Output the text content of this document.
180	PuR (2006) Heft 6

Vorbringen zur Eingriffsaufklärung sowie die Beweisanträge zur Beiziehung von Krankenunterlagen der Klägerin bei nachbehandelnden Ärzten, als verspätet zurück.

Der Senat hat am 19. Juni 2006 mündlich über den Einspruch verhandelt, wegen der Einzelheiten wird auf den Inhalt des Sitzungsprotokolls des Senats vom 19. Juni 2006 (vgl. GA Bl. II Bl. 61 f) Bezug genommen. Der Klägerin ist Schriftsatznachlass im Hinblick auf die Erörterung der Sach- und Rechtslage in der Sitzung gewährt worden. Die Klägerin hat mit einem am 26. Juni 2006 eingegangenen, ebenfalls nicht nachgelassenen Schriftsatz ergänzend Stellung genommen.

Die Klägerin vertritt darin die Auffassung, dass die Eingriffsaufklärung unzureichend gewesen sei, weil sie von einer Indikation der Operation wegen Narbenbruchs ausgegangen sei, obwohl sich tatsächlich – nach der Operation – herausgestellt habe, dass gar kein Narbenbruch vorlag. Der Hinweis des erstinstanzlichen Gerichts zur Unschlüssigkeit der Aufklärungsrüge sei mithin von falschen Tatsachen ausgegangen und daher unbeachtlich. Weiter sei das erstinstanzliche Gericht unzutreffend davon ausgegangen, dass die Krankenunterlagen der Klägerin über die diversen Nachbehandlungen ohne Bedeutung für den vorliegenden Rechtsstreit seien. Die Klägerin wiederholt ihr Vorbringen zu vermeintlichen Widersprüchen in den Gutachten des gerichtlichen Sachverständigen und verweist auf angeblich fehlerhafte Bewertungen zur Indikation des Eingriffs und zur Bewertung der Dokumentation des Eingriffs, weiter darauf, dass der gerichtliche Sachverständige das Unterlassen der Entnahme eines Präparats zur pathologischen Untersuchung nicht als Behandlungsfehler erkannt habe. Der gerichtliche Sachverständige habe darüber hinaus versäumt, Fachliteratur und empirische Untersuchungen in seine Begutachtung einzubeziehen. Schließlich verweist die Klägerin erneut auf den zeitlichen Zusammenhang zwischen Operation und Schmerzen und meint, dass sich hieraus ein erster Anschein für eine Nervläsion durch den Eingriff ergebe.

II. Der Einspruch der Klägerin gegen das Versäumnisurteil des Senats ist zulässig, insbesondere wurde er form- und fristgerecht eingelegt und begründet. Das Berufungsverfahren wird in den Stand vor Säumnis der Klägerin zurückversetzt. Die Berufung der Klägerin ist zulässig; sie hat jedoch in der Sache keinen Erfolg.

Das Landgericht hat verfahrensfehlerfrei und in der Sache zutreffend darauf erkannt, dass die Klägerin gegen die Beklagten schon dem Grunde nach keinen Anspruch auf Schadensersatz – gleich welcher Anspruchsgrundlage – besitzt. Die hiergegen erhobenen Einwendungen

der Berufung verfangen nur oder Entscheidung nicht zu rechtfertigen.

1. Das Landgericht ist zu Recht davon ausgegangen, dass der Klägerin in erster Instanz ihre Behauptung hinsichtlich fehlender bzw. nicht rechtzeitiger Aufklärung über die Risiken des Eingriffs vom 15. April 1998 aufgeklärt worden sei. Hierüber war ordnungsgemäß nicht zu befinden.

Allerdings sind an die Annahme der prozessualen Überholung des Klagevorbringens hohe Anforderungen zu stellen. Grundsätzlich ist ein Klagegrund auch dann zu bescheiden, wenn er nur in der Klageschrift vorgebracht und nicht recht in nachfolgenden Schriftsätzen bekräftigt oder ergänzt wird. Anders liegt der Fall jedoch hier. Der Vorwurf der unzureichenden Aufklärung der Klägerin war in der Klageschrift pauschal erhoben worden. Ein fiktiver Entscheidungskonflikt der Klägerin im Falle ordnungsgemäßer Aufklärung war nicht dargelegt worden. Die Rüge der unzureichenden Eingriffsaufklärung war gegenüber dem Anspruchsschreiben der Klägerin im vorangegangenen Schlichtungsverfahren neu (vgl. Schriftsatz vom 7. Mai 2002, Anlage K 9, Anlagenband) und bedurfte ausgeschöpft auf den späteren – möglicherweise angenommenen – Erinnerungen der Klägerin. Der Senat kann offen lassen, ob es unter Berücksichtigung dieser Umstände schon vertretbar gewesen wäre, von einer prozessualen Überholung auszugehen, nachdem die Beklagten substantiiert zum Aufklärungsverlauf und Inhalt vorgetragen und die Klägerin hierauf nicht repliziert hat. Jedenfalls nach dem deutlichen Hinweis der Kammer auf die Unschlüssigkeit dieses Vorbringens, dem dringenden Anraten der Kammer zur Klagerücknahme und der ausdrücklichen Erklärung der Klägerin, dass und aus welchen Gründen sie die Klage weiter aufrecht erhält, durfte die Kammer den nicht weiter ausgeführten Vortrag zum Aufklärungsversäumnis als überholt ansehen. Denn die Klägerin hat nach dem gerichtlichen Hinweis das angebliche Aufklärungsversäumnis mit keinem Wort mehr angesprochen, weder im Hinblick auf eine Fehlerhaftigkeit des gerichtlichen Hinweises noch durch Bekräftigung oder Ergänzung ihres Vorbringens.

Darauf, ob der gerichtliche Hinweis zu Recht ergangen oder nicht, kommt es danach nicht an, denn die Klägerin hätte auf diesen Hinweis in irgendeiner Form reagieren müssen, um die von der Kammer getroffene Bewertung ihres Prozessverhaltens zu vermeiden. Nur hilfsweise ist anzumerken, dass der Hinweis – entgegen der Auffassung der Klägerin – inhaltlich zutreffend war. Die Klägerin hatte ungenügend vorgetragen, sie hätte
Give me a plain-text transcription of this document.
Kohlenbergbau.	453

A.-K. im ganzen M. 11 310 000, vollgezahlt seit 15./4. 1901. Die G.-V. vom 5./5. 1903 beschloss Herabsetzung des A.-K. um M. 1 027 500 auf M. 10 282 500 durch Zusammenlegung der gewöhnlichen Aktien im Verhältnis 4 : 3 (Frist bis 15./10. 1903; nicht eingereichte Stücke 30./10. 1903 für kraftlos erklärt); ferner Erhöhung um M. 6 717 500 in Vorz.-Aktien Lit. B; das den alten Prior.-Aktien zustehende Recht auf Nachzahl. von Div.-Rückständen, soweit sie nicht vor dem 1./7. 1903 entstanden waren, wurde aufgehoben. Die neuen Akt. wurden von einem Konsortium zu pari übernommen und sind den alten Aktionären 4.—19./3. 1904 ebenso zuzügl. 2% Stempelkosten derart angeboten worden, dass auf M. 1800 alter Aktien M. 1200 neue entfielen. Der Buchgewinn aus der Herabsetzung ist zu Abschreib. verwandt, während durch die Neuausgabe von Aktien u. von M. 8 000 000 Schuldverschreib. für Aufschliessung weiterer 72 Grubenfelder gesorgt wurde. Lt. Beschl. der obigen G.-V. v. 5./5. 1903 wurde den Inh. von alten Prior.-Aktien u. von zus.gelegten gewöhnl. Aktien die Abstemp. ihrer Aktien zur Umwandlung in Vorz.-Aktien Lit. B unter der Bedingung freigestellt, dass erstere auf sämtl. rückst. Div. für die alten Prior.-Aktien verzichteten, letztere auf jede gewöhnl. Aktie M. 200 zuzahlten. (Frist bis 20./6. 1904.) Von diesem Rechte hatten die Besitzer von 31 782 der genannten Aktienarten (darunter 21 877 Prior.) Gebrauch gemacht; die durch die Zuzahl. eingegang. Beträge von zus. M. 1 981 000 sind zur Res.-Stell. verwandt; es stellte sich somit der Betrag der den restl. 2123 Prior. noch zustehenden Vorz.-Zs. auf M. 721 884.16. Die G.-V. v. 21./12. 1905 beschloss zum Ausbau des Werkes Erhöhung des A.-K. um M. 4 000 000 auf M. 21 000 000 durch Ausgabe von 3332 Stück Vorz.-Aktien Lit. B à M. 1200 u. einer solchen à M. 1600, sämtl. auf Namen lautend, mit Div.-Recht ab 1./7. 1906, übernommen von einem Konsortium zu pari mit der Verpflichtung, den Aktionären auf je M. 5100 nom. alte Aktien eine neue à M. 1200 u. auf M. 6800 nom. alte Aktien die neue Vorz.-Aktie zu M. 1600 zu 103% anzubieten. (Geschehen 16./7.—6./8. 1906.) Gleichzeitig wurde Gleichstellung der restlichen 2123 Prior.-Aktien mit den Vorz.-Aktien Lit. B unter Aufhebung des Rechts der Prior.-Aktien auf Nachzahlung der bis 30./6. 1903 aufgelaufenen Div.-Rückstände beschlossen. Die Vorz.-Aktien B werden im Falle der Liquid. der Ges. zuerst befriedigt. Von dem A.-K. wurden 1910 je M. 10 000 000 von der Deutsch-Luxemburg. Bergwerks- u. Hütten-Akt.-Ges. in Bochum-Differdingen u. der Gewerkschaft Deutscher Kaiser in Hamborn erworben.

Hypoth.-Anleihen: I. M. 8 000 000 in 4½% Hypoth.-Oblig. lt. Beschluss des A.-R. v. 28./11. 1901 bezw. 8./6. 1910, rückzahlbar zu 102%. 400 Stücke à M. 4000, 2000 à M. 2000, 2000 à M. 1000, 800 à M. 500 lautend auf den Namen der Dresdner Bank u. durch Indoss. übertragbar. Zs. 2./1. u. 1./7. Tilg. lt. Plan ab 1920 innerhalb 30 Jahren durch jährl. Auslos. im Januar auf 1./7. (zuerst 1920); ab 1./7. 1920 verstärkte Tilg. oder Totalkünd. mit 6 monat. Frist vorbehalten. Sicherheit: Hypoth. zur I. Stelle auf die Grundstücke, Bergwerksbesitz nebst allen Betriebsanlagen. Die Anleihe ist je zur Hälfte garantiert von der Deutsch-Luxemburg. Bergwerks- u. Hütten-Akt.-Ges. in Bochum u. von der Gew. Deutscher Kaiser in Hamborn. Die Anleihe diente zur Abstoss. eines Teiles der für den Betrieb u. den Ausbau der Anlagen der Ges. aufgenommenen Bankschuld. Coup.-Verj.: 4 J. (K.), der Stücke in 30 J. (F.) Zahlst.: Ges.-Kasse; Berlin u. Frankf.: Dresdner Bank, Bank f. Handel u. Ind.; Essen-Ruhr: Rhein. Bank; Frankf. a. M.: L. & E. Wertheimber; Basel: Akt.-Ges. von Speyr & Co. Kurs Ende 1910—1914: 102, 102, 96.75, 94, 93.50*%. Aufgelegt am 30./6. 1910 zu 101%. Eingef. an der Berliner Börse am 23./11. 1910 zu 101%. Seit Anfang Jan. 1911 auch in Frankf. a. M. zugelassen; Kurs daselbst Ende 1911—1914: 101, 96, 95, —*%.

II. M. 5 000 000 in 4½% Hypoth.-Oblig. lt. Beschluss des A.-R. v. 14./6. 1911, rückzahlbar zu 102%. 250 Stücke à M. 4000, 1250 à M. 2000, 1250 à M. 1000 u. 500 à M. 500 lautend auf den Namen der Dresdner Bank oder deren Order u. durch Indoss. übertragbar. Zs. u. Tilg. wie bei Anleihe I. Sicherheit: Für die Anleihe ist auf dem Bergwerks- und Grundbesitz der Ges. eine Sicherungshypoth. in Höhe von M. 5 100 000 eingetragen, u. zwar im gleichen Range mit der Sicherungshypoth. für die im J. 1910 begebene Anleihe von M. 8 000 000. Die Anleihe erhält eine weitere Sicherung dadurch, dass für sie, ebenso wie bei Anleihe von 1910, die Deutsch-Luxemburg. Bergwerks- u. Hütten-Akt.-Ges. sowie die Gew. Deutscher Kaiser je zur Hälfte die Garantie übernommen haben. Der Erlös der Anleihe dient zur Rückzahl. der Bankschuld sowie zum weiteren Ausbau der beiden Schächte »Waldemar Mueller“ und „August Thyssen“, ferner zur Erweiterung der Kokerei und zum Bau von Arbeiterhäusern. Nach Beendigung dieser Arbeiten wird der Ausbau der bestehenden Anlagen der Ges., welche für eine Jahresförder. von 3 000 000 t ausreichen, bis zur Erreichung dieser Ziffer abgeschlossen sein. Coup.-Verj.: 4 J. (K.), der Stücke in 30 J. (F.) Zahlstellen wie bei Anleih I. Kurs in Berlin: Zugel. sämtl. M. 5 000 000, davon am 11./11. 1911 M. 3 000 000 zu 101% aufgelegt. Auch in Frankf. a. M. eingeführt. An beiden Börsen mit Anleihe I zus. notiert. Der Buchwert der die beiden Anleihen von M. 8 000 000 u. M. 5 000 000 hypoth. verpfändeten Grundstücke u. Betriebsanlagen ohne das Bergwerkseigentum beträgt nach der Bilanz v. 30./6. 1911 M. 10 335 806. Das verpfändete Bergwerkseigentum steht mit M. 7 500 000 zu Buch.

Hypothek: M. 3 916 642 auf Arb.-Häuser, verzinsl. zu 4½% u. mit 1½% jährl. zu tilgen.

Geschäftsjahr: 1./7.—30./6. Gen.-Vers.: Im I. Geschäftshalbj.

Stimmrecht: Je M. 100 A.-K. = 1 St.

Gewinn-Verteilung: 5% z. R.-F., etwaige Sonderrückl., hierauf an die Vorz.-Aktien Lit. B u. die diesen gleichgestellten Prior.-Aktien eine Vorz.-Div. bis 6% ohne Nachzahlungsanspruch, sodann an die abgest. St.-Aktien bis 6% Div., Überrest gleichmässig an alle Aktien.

REQUIRED WORK
Wherever the string "ausgegangen" appears in the entries, copy that line.

THE ANSWER
Die Klägerin vertritt darin die Auffassung, dass die Eingriffsaufklärung unzureichend gewesen sei, weil sie von einer Indikation der Operation wegen Narbenbruchs ausgegangen sei, obwohl sich tatsächlich – nach der Operation – herausgestellt habe, dass gar kein Narbenbruch vorlag. Der Hinweis des erstinstanzlichen Gerichts zur Unschlüssigkeit der Aufklärungsrüge sei mithin von falschen Tatsachen ausgegangen und daher unbeachtlich. Weiter sei das erstinstanzliche Gericht unzutreffend davon ausgegangen, dass die Krankenunterlagen der Klägerin über die diversen Nachbehandlungen ohne Bedeutung für den vorliegenden Rechtsstreit seien. Die Klägerin wiederholt ihr Vorbringen zu vermeintlichen Widersprüchen in den Gutachten des gerichtlichen Sachverständigen und verweist auf angeblich fehlerhafte Bewertungen zur Indikation des Eingriffs und zur Bewertung der Dokumentation des Eingriffs, weiter darauf, dass der gerichtliche Sachverständige das Unterlassen der Entnahme eines Präparats zur pathologischen Untersuchung nicht als Behandlungsfehler erkannt habe. Der gerichtliche Sachverständige habe darüber hinaus versäumt, Fachliteratur und empirische Untersuchungen in seine Begutachtung einzubeziehen. Schließlich verweist die Klägerin erneut auf den zeitlichen Zusammenhang zwischen Operation und Schmerzen und meint, dass sich hieraus ein erster Anschein für eine Nervläsion durch den Eingriff ergebe.
1. Das Landgericht ist zu Recht davon ausgegangen, dass der Klägerin in erster Instanz ihre Behauptung hinsichtlich fehlender bzw. nicht rechtzeitiger Aufklärung über die Risiken des Eingriffs vom 15. April 1998 aufgeklärt worden sei. Hierüber war ordnungsgemäß nicht zu befinden.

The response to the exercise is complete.